> _Set problem_
Below are the records; locate each line with the word "عامر" and copy it.

> _Provided information_
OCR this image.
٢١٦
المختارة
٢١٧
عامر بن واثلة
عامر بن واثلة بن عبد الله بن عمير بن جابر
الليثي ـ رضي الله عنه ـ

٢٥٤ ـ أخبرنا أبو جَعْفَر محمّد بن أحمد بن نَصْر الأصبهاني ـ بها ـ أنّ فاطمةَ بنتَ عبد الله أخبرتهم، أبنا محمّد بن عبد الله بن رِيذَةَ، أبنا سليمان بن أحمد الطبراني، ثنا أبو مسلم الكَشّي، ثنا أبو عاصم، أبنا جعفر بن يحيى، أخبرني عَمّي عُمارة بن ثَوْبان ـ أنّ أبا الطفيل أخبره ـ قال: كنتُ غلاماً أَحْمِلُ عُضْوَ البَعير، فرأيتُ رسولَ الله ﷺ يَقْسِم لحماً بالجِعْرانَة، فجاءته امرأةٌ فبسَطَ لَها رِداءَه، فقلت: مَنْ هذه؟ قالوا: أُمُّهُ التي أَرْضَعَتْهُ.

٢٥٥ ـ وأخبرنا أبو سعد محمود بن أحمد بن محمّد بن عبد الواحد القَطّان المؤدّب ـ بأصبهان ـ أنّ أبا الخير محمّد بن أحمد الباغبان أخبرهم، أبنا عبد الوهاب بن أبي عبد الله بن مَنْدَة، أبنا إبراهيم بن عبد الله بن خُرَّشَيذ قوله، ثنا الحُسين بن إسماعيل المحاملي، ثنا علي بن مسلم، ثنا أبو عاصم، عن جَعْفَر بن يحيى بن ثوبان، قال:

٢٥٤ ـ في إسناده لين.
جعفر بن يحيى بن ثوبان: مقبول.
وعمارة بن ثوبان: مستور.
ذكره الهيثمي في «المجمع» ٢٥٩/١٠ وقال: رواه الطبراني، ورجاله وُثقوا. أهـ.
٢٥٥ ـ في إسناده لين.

> _Expected answer_
عامر بن واثلة
عامر بن واثلة بن عبد الله بن عمير بن جابر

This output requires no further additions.